Task brief>
Filter these entries so that only lines with the word "Dewpoint" remain.

Information supplied>
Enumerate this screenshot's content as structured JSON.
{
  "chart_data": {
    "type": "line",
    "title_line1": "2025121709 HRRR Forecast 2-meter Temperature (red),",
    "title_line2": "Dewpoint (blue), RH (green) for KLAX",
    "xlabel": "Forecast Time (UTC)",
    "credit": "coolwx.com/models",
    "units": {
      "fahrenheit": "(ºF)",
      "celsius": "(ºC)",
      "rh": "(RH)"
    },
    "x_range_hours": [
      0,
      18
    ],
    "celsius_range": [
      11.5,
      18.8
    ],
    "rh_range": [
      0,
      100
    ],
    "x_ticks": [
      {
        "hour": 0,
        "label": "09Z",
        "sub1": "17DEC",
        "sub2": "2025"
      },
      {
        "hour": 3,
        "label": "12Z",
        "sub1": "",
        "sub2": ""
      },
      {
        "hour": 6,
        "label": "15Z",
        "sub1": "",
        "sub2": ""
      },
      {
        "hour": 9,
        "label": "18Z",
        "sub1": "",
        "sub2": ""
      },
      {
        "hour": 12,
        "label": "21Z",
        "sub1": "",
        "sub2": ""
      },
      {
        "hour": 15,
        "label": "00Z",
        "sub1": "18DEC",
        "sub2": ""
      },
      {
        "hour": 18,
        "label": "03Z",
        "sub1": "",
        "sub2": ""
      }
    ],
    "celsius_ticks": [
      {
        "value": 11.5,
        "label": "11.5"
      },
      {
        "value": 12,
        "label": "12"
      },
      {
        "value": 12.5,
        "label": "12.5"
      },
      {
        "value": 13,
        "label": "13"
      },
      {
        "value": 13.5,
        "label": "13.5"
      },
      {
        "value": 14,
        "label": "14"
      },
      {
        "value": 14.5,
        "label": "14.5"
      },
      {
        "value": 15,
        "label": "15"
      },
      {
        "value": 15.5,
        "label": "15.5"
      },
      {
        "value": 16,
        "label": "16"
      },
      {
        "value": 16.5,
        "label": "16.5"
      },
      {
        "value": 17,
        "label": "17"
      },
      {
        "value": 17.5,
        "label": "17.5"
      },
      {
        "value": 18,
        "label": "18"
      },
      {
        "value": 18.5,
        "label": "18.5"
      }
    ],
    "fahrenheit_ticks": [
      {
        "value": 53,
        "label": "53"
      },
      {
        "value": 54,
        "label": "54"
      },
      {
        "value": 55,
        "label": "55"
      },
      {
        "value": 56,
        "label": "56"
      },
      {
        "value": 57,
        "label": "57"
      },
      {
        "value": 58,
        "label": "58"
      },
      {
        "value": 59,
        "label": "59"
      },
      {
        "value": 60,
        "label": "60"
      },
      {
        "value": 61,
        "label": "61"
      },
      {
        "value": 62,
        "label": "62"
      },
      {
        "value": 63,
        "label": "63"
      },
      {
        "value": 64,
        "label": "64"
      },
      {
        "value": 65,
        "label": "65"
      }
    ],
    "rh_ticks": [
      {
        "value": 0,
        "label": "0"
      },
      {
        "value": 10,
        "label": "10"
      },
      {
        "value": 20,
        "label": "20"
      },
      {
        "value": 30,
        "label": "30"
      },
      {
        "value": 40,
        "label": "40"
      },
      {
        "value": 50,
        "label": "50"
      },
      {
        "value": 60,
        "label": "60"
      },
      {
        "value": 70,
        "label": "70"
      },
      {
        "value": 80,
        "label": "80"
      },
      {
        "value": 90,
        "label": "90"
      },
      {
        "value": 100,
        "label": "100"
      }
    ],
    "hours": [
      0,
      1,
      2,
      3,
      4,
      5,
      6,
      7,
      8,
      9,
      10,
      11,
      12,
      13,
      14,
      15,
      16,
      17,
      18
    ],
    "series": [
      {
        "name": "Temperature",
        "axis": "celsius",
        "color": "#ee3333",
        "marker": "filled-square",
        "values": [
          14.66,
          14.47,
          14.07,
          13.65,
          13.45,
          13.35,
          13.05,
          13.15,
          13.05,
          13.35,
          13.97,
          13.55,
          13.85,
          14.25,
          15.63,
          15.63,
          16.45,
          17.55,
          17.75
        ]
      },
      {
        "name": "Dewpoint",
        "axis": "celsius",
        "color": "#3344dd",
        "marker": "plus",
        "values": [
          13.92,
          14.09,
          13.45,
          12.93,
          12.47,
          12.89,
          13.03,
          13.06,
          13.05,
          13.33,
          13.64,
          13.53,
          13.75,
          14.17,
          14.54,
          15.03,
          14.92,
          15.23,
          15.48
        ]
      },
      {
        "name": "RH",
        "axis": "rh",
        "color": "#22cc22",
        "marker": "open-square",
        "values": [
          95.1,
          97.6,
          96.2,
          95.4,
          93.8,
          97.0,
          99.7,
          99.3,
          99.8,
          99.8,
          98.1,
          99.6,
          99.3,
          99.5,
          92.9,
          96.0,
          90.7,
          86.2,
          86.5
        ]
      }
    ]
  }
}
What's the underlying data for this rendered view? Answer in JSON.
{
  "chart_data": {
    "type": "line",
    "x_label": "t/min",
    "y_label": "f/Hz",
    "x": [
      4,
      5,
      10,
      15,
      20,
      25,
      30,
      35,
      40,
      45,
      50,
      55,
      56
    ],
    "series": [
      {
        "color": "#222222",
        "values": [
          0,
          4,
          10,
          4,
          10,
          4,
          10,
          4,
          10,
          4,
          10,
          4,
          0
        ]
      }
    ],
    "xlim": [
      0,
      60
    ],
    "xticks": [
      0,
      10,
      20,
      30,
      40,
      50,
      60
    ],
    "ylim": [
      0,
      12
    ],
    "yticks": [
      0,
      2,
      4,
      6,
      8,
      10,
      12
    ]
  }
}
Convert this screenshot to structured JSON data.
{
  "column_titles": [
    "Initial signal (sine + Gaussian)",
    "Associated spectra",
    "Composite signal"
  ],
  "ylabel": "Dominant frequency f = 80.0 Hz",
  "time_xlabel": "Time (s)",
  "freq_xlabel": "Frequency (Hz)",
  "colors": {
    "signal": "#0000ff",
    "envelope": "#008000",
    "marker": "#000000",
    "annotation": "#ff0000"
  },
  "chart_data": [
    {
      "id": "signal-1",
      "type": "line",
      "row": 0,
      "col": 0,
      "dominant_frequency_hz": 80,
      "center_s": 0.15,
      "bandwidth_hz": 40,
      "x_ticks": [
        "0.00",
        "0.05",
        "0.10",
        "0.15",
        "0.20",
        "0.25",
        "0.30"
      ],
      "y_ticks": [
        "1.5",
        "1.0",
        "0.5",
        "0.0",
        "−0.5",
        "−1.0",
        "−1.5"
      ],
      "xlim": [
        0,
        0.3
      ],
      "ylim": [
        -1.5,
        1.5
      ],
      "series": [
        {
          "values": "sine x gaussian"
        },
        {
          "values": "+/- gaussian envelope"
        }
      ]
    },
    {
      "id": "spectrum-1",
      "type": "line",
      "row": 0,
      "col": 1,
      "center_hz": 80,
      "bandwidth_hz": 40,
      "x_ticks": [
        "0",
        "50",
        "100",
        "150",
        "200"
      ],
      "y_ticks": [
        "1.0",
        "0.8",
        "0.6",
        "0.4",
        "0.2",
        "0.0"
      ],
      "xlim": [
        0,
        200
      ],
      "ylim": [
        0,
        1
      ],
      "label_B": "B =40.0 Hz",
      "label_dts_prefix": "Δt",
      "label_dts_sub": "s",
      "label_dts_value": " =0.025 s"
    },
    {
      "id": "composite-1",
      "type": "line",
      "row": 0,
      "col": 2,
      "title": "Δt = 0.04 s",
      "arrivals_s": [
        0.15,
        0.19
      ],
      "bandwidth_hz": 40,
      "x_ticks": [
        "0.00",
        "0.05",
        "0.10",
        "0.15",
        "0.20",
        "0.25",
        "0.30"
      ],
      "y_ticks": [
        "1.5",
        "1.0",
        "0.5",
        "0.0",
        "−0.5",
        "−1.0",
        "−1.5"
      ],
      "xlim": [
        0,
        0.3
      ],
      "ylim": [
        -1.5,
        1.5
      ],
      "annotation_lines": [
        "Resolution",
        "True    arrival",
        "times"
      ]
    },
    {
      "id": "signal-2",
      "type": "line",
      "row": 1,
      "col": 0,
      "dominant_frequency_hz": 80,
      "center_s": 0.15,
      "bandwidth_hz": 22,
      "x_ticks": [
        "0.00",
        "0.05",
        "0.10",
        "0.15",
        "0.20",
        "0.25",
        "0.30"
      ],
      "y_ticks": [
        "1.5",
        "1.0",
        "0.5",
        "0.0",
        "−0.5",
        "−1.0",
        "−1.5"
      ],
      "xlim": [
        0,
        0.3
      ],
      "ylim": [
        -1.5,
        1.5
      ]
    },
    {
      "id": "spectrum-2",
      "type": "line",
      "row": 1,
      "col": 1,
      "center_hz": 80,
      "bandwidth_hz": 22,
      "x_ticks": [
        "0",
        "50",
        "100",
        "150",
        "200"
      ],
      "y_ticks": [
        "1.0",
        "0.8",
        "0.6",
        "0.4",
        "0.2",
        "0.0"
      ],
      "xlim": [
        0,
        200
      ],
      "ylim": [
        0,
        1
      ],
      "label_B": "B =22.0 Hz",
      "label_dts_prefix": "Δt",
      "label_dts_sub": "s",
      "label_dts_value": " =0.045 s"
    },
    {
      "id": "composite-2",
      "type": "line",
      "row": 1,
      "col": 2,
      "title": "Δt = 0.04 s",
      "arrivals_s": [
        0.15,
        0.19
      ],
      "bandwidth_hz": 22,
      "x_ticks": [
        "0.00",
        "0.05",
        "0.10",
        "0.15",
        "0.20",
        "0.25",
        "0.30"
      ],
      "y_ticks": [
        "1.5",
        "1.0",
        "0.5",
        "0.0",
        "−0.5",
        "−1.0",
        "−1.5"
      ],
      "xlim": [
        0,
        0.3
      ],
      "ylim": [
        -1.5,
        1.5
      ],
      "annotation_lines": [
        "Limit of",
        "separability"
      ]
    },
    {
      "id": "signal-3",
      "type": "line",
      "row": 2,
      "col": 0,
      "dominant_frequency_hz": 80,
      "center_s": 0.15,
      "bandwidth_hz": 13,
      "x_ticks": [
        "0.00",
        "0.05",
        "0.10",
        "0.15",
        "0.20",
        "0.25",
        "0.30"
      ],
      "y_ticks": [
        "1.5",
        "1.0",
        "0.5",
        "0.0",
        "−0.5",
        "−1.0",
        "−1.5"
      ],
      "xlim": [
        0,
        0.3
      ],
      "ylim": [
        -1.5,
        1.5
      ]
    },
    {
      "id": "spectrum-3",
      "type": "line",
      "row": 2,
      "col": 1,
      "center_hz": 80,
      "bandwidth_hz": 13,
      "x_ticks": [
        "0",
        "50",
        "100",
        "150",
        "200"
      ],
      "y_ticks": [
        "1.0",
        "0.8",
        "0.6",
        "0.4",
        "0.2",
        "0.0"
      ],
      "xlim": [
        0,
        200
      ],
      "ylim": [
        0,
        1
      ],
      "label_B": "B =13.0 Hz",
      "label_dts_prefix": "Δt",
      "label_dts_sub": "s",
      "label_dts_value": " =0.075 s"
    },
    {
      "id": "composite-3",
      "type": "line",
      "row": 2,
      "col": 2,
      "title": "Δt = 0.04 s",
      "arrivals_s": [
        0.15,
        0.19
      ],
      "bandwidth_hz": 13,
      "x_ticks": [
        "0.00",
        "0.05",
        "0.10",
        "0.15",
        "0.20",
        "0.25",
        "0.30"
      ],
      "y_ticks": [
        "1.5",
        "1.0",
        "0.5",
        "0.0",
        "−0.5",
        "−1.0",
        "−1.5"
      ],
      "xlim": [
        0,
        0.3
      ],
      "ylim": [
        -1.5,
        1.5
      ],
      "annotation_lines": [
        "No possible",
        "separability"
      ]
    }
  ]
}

Problem solution>
    "title_line2": "Dewpoint (blue), RH (green) for KLAX",
        "name": "Dewpoint",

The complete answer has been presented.